[BEGIN]

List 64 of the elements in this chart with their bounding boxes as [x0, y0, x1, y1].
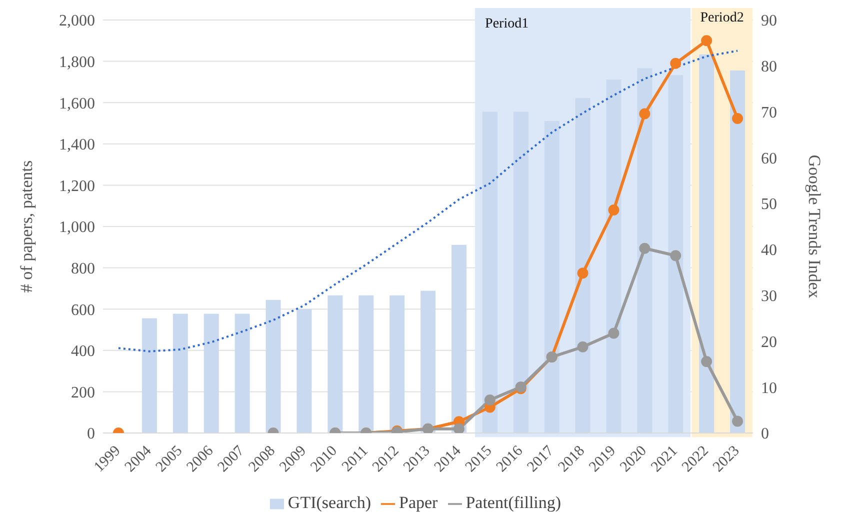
x-tick-label: 2011: [339, 442, 372, 476]
y2-tick-label: 10: [761, 380, 777, 397]
bar: [420, 290, 436, 433]
bar: [358, 295, 374, 433]
x-tick-label: 2021: [648, 442, 681, 476]
bar: [575, 98, 590, 433]
bar: [730, 70, 746, 433]
bar: [544, 120, 560, 433]
bar: [513, 112, 528, 433]
y-tick-label: 200: [71, 384, 95, 402]
y2-tick-label: 30: [761, 288, 777, 306]
bar: [234, 314, 250, 433]
y-tick-label: 1,800: [59, 54, 95, 71]
point: [670, 250, 682, 262]
bar: [204, 314, 219, 433]
point: [577, 341, 588, 352]
legend-label: GTI(search): [288, 493, 371, 512]
point: [608, 328, 620, 339]
bar: [451, 244, 466, 433]
point: [639, 108, 650, 120]
y-axis-title: # of papers, patents: [17, 160, 36, 293]
y-tick-label: 0: [87, 426, 95, 443]
bar: [172, 314, 188, 433]
point: [453, 423, 464, 433]
band-label: Period2: [700, 10, 744, 26]
y2-tick-label: 80: [761, 58, 777, 76]
y2-tick-label: 90: [761, 12, 777, 30]
y-tick-label: 1,600: [59, 95, 95, 112]
legend-label: Patent(filling): [466, 493, 562, 512]
bar: [482, 112, 498, 433]
band-label: Period1: [485, 16, 529, 32]
legend-label: Paper: [398, 493, 438, 512]
y2-tick-label: 70: [761, 104, 777, 122]
y-tick-label: 400: [71, 343, 95, 360]
y2-tick-label: 50: [761, 196, 777, 214]
point: [639, 242, 650, 254]
line-series: [117, 50, 739, 352]
y-tick-label: 600: [71, 302, 95, 319]
bar: [606, 80, 622, 433]
point: [732, 113, 744, 124]
point: [701, 35, 712, 46]
point: [732, 416, 744, 427]
bar: [328, 295, 343, 433]
bar: [668, 75, 684, 433]
bar: [699, 54, 714, 433]
y-tick-label: 2,000: [59, 12, 95, 30]
y-tick-label: 1,200: [59, 178, 95, 195]
y-tick-label: 800: [71, 260, 95, 278]
y2-tick-label: 0: [761, 426, 769, 443]
y2-tick-label: 20: [761, 334, 777, 351]
point: [577, 268, 588, 279]
bar: [266, 300, 281, 433]
bar: [142, 318, 157, 433]
bar: [637, 68, 652, 433]
bar: [296, 309, 312, 433]
y-tick-label: 1,400: [59, 136, 95, 154]
y2-axis-title: Google Trends Index: [804, 154, 824, 299]
y2-tick-label: 40: [761, 242, 777, 260]
y-tick-label: 1,000: [59, 219, 95, 236]
point: [608, 204, 620, 216]
point: [701, 356, 712, 368]
point: [484, 394, 496, 406]
y2-tick-label: 60: [761, 150, 777, 168]
point: [670, 58, 682, 69]
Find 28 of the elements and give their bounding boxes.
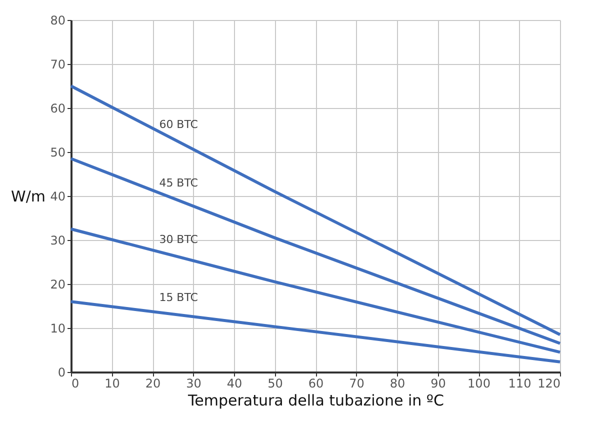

[END]

[WHAT THE EXERCISE ASKS] Reproduce all of the entries above line for line with no changes, and leave out the pictures.

[FULL RESPONSE]
List 64 of the elements in this chart with their bounding boxes as [x0, y0, x1, y1].
x-tick-label: 2011: [339, 442, 372, 476]
y2-tick-label: 10: [761, 380, 777, 397]
bar: [420, 290, 436, 433]
bar: [358, 295, 374, 433]
x-tick-label: 2021: [648, 442, 681, 476]
bar: [575, 98, 590, 433]
bar: [730, 70, 746, 433]
bar: [544, 120, 560, 433]
bar: [513, 112, 528, 433]
y-tick-label: 200: [71, 384, 95, 402]
y2-tick-label: 30: [761, 288, 777, 306]
bar: [234, 314, 250, 433]
y-tick-label: 1,800: [59, 54, 95, 71]
point: [670, 250, 682, 262]
bar: [204, 314, 219, 433]
point: [577, 341, 588, 352]
legend-label: GTI(search): [288, 493, 371, 512]
point: [608, 328, 620, 339]
bar: [451, 244, 466, 433]
point: [639, 108, 650, 120]
y-axis-title: # of papers, patents: [17, 160, 36, 293]
y-tick-label: 0: [87, 426, 95, 443]
bar: [172, 314, 188, 433]
point: [453, 423, 464, 433]
band-label: Period2: [700, 10, 744, 26]
y2-tick-label: 80: [761, 58, 777, 76]
y2-tick-label: 90: [761, 12, 777, 30]
y-tick-label: 1,600: [59, 95, 95, 112]
legend-label: Patent(filling): [466, 493, 562, 512]
bar: [482, 112, 498, 433]
band-label: Period1: [485, 16, 529, 32]
legend-label: Paper: [398, 493, 438, 512]
y2-tick-label: 70: [761, 104, 777, 122]
y-tick-label: 400: [71, 343, 95, 360]
y2-tick-label: 50: [761, 196, 777, 214]
point: [639, 242, 650, 254]
line-series: [117, 50, 739, 352]
y-tick-label: 600: [71, 302, 95, 319]
bar: [606, 80, 622, 433]
point: [732, 113, 744, 124]
point: [701, 35, 712, 46]
point: [732, 416, 744, 427]
bar: [328, 295, 343, 433]
bar: [668, 75, 684, 433]
bar: [699, 54, 714, 433]
y-tick-label: 2,000: [59, 12, 95, 30]
y-tick-label: 1,200: [59, 178, 95, 195]
y-tick-label: 800: [71, 260, 95, 278]
y2-tick-label: 0: [761, 426, 769, 443]
y2-tick-label: 20: [761, 334, 777, 351]
point: [577, 268, 588, 279]
bar: [266, 300, 281, 433]
bar: [142, 318, 157, 433]
bar: [637, 68, 652, 433]
bar: [296, 309, 312, 433]
y-tick-label: 1,400: [59, 136, 95, 154]
y2-axis-title: Google Trends Index: [804, 154, 824, 299]
y2-tick-label: 40: [761, 242, 777, 260]
y-tick-label: 1,000: [59, 219, 95, 236]
point: [608, 204, 620, 216]
point: [701, 356, 712, 368]
point: [484, 394, 496, 406]
y2-tick-label: 60: [761, 150, 777, 168]
point: [670, 58, 682, 69]
Find 28 of the elements and give their bounding boxes.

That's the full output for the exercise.